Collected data
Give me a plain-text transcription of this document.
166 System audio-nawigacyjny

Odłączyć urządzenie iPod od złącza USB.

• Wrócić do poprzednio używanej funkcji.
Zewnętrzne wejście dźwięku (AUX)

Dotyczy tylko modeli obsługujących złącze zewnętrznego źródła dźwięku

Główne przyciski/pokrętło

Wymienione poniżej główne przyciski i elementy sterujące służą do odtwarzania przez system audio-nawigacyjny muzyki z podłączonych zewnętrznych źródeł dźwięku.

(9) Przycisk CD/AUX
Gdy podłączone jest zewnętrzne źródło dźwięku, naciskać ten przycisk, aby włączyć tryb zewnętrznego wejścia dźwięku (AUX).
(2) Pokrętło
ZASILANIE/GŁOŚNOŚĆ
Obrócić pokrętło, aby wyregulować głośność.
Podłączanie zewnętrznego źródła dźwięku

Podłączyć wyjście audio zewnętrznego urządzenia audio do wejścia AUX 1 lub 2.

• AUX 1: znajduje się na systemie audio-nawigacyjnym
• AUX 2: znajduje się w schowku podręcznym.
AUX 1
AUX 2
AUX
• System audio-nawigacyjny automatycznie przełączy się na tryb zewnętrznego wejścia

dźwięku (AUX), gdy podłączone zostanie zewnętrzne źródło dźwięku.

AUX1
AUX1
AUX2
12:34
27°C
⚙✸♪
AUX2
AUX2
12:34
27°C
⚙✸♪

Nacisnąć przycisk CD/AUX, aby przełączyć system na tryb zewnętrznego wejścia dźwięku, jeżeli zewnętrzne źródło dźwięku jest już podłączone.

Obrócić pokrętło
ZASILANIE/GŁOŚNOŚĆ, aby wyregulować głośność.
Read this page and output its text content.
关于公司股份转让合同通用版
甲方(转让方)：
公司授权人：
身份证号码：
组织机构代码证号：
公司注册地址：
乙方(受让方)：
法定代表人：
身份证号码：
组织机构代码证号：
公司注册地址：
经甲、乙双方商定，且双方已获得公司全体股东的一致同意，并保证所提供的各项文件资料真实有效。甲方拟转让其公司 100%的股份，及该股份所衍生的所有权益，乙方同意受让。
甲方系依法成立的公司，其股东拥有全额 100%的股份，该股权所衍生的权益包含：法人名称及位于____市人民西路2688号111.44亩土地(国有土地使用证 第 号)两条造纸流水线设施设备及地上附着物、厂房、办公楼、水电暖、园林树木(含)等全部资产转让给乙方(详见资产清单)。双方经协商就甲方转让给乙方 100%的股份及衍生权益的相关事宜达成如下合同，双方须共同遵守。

Required work => Return every line exactly.

Solution =>
Give me a plain-text transcription of this document.
166 System audio-nawigacyjny

Odłączyć urządzenie iPod od złącza USB.

• Wrócić do poprzednio używanej funkcji.
Zewnętrzne wejście dźwięku (AUX)

Dotyczy tylko modeli obsługujących złącze zewnętrznego źródła dźwięku

Główne przyciski/pokrętło

Wymienione poniżej główne przyciski i elementy sterujące służą do odtwarzania przez system audio-nawigacyjny muzyki z podłączonych zewnętrznych źródeł dźwięku.

(9) Przycisk CD/AUX
Gdy podłączone jest zewnętrzne źródło dźwięku, naciskać ten przycisk, aby włączyć tryb zewnętrznego wejścia dźwięku (AUX).
(2) Pokrętło
ZASILANIE/GŁOŚNOŚĆ
Obrócić pokrętło, aby wyregulować głośność.
Podłączanie zewnętrznego źródła dźwięku

Podłączyć wyjście audio zewnętrznego urządzenia audio do wejścia AUX 1 lub 2.

• AUX 1: znajduje się na systemie audio-nawigacyjnym
• AUX 2: znajduje się w schowku podręcznym.
AUX 1
AUX 2
AUX
• System audio-nawigacyjny automatycznie przełączy się na tryb zewnętrznego wejścia

dźwięku (AUX), gdy podłączone zostanie zewnętrzne źródło dźwięku.

AUX1
AUX1
AUX2
12:34
27°C
⚙✸♪
AUX2
AUX2
12:34
27°C
⚙✸♪

Nacisnąć przycisk CD/AUX, aby przełączyć system na tryb zewnętrznego wejścia dźwięku, jeżeli zewnętrzne źródło dźwięku jest już podłączone.

Obrócić pokrętło
ZASILANIE/GŁOŚNOŚĆ, aby wyregulować głośność.
Read this page and output its text content.
关于公司股份转让合同通用版
甲方(转让方)：
公司授权人：
身份证号码：
组织机构代码证号：
公司注册地址：
乙方(受让方)：
法定代表人：
身份证号码：
组织机构代码证号：
公司注册地址：
经甲、乙双方商定，且双方已获得公司全体股东的一致同意，并保证所提供的各项文件资料真实有效。甲方拟转让其公司 100%的股份，及该股份所衍生的所有权益，乙方同意受让。
甲方系依法成立的公司，其股东拥有全额 100%的股份，该股权所衍生的权益包含：法人名称及位于____市人民西路2688号111.44亩土地(国有土地使用证 第 号)两条造纸流水线设施设备及地上附着物、厂房、办公楼、水电暖、园林树木(含)等全部资产转让给乙方(详见资产清单)。双方经协商就甲方转让给乙方 100%的股份及衍生权益的相关事宜达成如下合同，双方须共同遵守。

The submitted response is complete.